Stored items:
________________

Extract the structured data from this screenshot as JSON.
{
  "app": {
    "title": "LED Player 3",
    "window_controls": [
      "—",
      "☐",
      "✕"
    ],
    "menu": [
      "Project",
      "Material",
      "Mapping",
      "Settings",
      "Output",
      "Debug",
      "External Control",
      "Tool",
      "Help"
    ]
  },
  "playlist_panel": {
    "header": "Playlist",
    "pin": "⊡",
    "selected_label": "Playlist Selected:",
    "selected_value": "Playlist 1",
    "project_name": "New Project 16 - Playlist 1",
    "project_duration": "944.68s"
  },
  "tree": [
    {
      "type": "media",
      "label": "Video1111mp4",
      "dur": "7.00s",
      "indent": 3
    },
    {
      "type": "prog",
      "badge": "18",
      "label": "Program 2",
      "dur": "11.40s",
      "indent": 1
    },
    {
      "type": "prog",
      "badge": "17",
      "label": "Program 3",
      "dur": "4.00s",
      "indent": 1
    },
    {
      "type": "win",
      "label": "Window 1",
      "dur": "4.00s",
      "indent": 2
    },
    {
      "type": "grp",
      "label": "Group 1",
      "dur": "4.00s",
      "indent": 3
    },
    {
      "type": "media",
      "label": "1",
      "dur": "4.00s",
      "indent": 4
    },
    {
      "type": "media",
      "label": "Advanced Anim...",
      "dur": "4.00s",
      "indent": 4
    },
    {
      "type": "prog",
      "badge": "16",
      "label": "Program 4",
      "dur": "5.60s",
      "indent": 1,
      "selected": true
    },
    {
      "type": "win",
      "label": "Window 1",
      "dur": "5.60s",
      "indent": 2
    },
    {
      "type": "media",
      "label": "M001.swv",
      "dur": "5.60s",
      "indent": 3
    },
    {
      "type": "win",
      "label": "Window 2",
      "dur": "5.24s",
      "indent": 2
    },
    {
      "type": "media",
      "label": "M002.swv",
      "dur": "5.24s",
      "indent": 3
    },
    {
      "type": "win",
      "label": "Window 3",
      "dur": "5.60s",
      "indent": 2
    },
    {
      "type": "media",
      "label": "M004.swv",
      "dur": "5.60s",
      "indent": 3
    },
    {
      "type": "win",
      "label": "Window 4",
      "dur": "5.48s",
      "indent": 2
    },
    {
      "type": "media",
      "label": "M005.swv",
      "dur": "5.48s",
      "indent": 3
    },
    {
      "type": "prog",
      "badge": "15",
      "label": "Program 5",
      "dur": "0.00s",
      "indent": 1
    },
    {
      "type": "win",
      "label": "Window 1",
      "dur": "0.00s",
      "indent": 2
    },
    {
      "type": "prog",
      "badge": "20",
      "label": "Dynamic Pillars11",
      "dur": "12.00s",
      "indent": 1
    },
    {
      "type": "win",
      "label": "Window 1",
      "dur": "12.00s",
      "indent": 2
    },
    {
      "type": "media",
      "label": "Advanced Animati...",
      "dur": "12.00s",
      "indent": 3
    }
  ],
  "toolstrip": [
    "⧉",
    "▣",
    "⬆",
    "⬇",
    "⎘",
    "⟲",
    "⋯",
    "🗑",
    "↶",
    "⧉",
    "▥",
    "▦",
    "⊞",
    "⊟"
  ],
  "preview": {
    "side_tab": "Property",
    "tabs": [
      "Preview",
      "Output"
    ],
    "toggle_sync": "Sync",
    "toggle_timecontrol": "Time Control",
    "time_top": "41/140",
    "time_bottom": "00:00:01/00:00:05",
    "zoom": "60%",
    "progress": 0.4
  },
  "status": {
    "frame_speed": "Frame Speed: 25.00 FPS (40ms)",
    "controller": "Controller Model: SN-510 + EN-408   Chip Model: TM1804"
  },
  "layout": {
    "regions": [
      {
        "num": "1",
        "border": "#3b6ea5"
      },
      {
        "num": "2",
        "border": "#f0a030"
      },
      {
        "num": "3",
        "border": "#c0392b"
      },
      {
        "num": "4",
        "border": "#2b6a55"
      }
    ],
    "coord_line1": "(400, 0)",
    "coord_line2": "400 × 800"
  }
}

________________

(What the exercise asks)
Tally the lines above that contain the word "badge", and reply with only the number.

(The reply)
5